TASK STATEMENT ▸ Repeat the records word for word, excluding any picture.

SOURCE MATERIAL ▸
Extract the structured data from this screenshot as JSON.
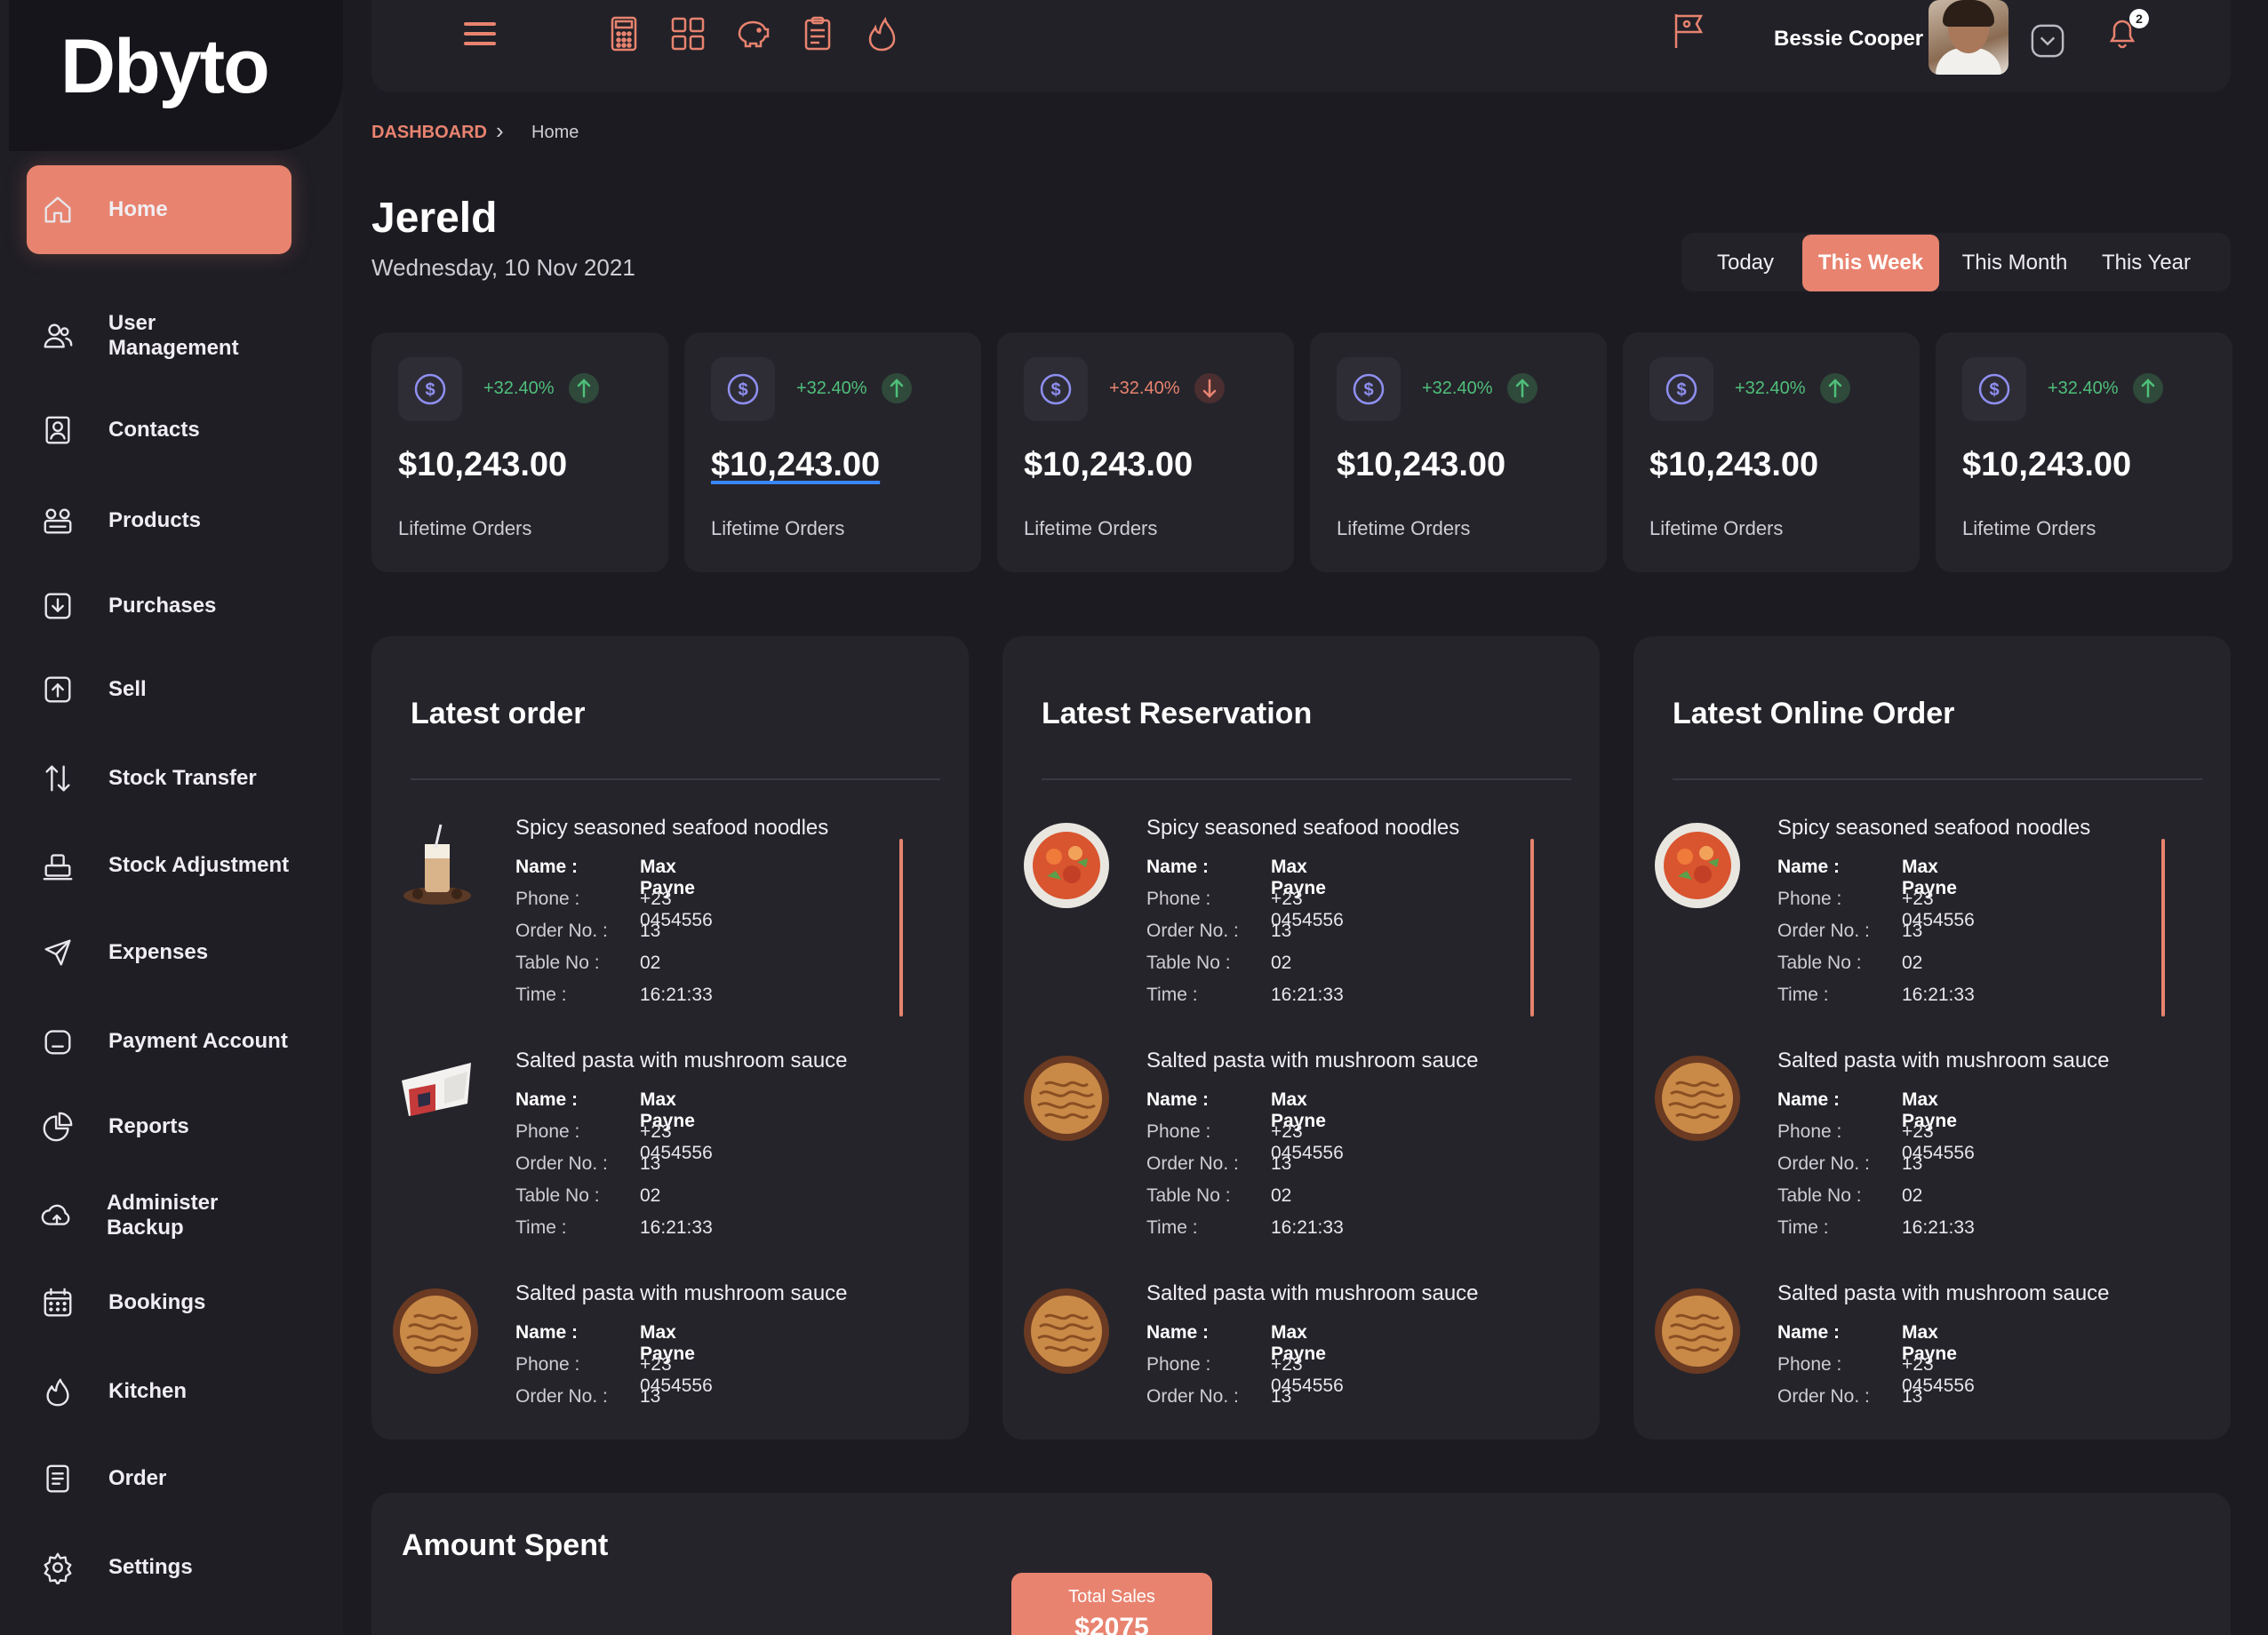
{
  "brand": {
    "logo_text": "byto",
    "logo_mark": "D"
  },
  "sidebar": {
    "items": [
      {
        "label": "Home",
        "icon": "home-icon",
        "active": true
      },
      {
        "label": "User Management",
        "icon": "users-icon"
      },
      {
        "label": "Contacts",
        "icon": "contact-card-icon"
      },
      {
        "label": "Products",
        "icon": "products-icon"
      },
      {
        "label": "Purchases",
        "icon": "download-box-icon"
      },
      {
        "label": "Sell",
        "icon": "upload-box-icon"
      },
      {
        "label": "Stock Transfer",
        "icon": "swap-arrows-icon"
      },
      {
        "label": "Stock Adjustment",
        "icon": "stock-adjust-icon"
      },
      {
        "label": "Expenses",
        "icon": "send-icon"
      },
      {
        "label": "Payment Account",
        "icon": "wallet-icon"
      },
      {
        "label": "Reports",
        "icon": "pie-chart-icon"
      },
      {
        "label": "Administer Backup",
        "icon": "cloud-upload-icon"
      },
      {
        "label": "Bookings",
        "icon": "calendar-icon"
      },
      {
        "label": "Kitchen",
        "icon": "flame-icon"
      },
      {
        "label": "Order",
        "icon": "receipt-icon"
      },
      {
        "label": "Settings",
        "icon": "gear-icon"
      }
    ]
  },
  "topbar": {
    "icons": [
      "menu-icon",
      "calculator-icon",
      "grid-icon",
      "piggy-bank-icon",
      "clipboard-icon",
      "flame-icon"
    ],
    "user_name": "Bessie Cooper",
    "notification_count": "2"
  },
  "breadcrumb": {
    "root": "DASHBOARD",
    "current": "Home"
  },
  "page": {
    "title": "Jereld",
    "date": "Wednesday, 10 Nov 2021"
  },
  "range": {
    "options": [
      "Today",
      "This Week",
      "This Month",
      "This Year"
    ],
    "selected": "This Week"
  },
  "stats": [
    {
      "pct": "+32.40%",
      "trend": "up",
      "value": "$10,243.00",
      "label": "Lifetime Orders"
    },
    {
      "pct": "+32.40%",
      "trend": "up",
      "value": "$10,243.00",
      "label": "Lifetime Orders"
    },
    {
      "pct": "+32.40%",
      "trend": "down",
      "value": "$10,243.00",
      "label": "Lifetime Orders"
    },
    {
      "pct": "+32.40%",
      "trend": "up",
      "value": "$10,243.00",
      "label": "Lifetime Orders"
    },
    {
      "pct": "+32.40%",
      "trend": "up",
      "value": "$10,243.00",
      "label": "Lifetime Orders"
    },
    {
      "pct": "+32.40%",
      "trend": "up",
      "value": "$10,243.00",
      "label": "Lifetime Orders"
    }
  ],
  "field_labels": {
    "name": "Name :",
    "phone": "Phone :",
    "order_no": "Order No. :",
    "table_no": "Table No :",
    "time": "Time :"
  },
  "panels": [
    {
      "title": "Latest order",
      "items": [
        {
          "title": "Spicy seasoned seafood noodles",
          "name": "Max Payne",
          "phone": "+23 0454556",
          "order_no": "13",
          "table_no": "02",
          "time": "16:21:33",
          "thumb": "drink"
        },
        {
          "title": "Salted pasta with mushroom sauce",
          "name": "Max Payne",
          "phone": "+23 0454556",
          "order_no": "13",
          "table_no": "02",
          "time": "16:21:33",
          "thumb": "box"
        },
        {
          "title": "Salted pasta with mushroom sauce",
          "name": "Max Payne",
          "phone": "+23 0454556",
          "order_no": "13",
          "thumb": "pasta"
        }
      ]
    },
    {
      "title": "Latest Reservation",
      "items": [
        {
          "title": "Spicy seasoned seafood noodles",
          "name": "Max Payne",
          "phone": "+23 0454556",
          "order_no": "13",
          "table_no": "02",
          "time": "16:21:33",
          "thumb": "salad"
        },
        {
          "title": "Salted pasta with mushroom sauce",
          "name": "Max Payne",
          "phone": "+23 0454556",
          "order_no": "13",
          "table_no": "02",
          "time": "16:21:33",
          "thumb": "pasta"
        },
        {
          "title": "Salted pasta with mushroom sauce",
          "name": "Max Payne",
          "phone": "+23 0454556",
          "order_no": "13",
          "thumb": "pasta"
        }
      ]
    },
    {
      "title": "Latest Online Order",
      "items": [
        {
          "title": "Spicy seasoned seafood noodles",
          "name": "Max Payne",
          "phone": "+23 0454556",
          "order_no": "13",
          "table_no": "02",
          "time": "16:21:33",
          "thumb": "salad"
        },
        {
          "title": "Salted pasta with mushroom sauce",
          "name": "Max Payne",
          "phone": "+23 0454556",
          "order_no": "13",
          "table_no": "02",
          "time": "16:21:33",
          "thumb": "pasta"
        },
        {
          "title": "Salted pasta with mushroom sauce",
          "name": "Max Payne",
          "phone": "+23 0454556",
          "order_no": "13",
          "thumb": "pasta"
        }
      ]
    }
  ],
  "amount_spent": {
    "title": "Amount Spent",
    "tooltip_label": "Total Sales",
    "tooltip_value": "$2075"
  },
  "colors": {
    "accent": "#e8836f",
    "background": "#1c1b22",
    "card": "#25242b",
    "up": "#4fbf7a",
    "link": "#3a86ff"
  }
}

SOLVED EXERCISE ▸
Extract the structured data from this screenshot as JSON.
{
  "brand": {
    "logo_text": "byto",
    "logo_mark": "D"
  },
  "sidebar": {
    "items": [
      {
        "label": "Home",
        "icon": "home-icon",
        "active": true
      },
      {
        "label": "User Management",
        "icon": "users-icon"
      },
      {
        "label": "Contacts",
        "icon": "contact-card-icon"
      },
      {
        "label": "Products",
        "icon": "products-icon"
      },
      {
        "label": "Purchases",
        "icon": "download-box-icon"
      },
      {
        "label": "Sell",
        "icon": "upload-box-icon"
      },
      {
        "label": "Stock Transfer",
        "icon": "swap-arrows-icon"
      },
      {
        "label": "Stock Adjustment",
        "icon": "stock-adjust-icon"
      },
      {
        "label": "Expenses",
        "icon": "send-icon"
      },
      {
        "label": "Payment Account",
        "icon": "wallet-icon"
      },
      {
        "label": "Reports",
        "icon": "pie-chart-icon"
      },
      {
        "label": "Administer Backup",
        "icon": "cloud-upload-icon"
      },
      {
        "label": "Bookings",
        "icon": "calendar-icon"
      },
      {
        "label": "Kitchen",
        "icon": "flame-icon"
      },
      {
        "label": "Order",
        "icon": "receipt-icon"
      },
      {
        "label": "Settings",
        "icon": "gear-icon"
      }
    ]
  },
  "topbar": {
    "icons": [
      "menu-icon",
      "calculator-icon",
      "grid-icon",
      "piggy-bank-icon",
      "clipboard-icon",
      "flame-icon"
    ],
    "user_name": "Bessie Cooper",
    "notification_count": "2"
  },
  "breadcrumb": {
    "root": "DASHBOARD",
    "current": "Home"
  },
  "page": {
    "title": "Jereld",
    "date": "Wednesday, 10 Nov 2021"
  },
  "range": {
    "options": [
      "Today",
      "This Week",
      "This Month",
      "This Year"
    ],
    "selected": "This Week"
  },
  "stats": [
    {
      "pct": "+32.40%",
      "trend": "up",
      "value": "$10,243.00",
      "label": "Lifetime Orders"
    },
    {
      "pct": "+32.40%",
      "trend": "up",
      "value": "$10,243.00",
      "label": "Lifetime Orders"
    },
    {
      "pct": "+32.40%",
      "trend": "down",
      "value": "$10,243.00",
      "label": "Lifetime Orders"
    },
    {
      "pct": "+32.40%",
      "trend": "up",
      "value": "$10,243.00",
      "label": "Lifetime Orders"
    },
    {
      "pct": "+32.40%",
      "trend": "up",
      "value": "$10,243.00",
      "label": "Lifetime Orders"
    },
    {
      "pct": "+32.40%",
      "trend": "up",
      "value": "$10,243.00",
      "label": "Lifetime Orders"
    }
  ],
  "field_labels": {
    "name": "Name :",
    "phone": "Phone :",
    "order_no": "Order No. :",
    "table_no": "Table No :",
    "time": "Time :"
  },
  "panels": [
    {
      "title": "Latest order",
      "items": [
        {
          "title": "Spicy seasoned seafood noodles",
          "name": "Max Payne",
          "phone": "+23 0454556",
          "order_no": "13",
          "table_no": "02",
          "time": "16:21:33",
          "thumb": "drink"
        },
        {
          "title": "Salted pasta with mushroom sauce",
          "name": "Max Payne",
          "phone": "+23 0454556",
          "order_no": "13",
          "table_no": "02",
          "time": "16:21:33",
          "thumb": "box"
        },
        {
          "title": "Salted pasta with mushroom sauce",
          "name": "Max Payne",
          "phone": "+23 0454556",
          "order_no": "13",
          "thumb": "pasta"
        }
      ]
    },
    {
      "title": "Latest Reservation",
      "items": [
        {
          "title": "Spicy seasoned seafood noodles",
          "name": "Max Payne",
          "phone": "+23 0454556",
          "order_no": "13",
          "table_no": "02",
          "time": "16:21:33",
          "thumb": "salad"
        },
        {
          "title": "Salted pasta with mushroom sauce",
          "name": "Max Payne",
          "phone": "+23 0454556",
          "order_no": "13",
          "table_no": "02",
          "time": "16:21:33",
          "thumb": "pasta"
        },
        {
          "title": "Salted pasta with mushroom sauce",
          "name": "Max Payne",
          "phone": "+23 0454556",
          "order_no": "13",
          "thumb": "pasta"
        }
      ]
    },
    {
      "title": "Latest Online Order",
      "items": [
        {
          "title": "Spicy seasoned seafood noodles",
          "name": "Max Payne",
          "phone": "+23 0454556",
          "order_no": "13",
          "table_no": "02",
          "time": "16:21:33",
          "thumb": "salad"
        },
        {
          "title": "Salted pasta with mushroom sauce",
          "name": "Max Payne",
          "phone": "+23 0454556",
          "order_no": "13",
          "table_no": "02",
          "time": "16:21:33",
          "thumb": "pasta"
        },
        {
          "title": "Salted pasta with mushroom sauce",
          "name": "Max Payne",
          "phone": "+23 0454556",
          "order_no": "13",
          "thumb": "pasta"
        }
      ]
    }
  ],
  "amount_spent": {
    "title": "Amount Spent",
    "tooltip_label": "Total Sales",
    "tooltip_value": "$2075"
  },
  "colors": {
    "accent": "#e8836f",
    "background": "#1c1b22",
    "card": "#25242b",
    "up": "#4fbf7a",
    "link": "#3a86ff"
  }
}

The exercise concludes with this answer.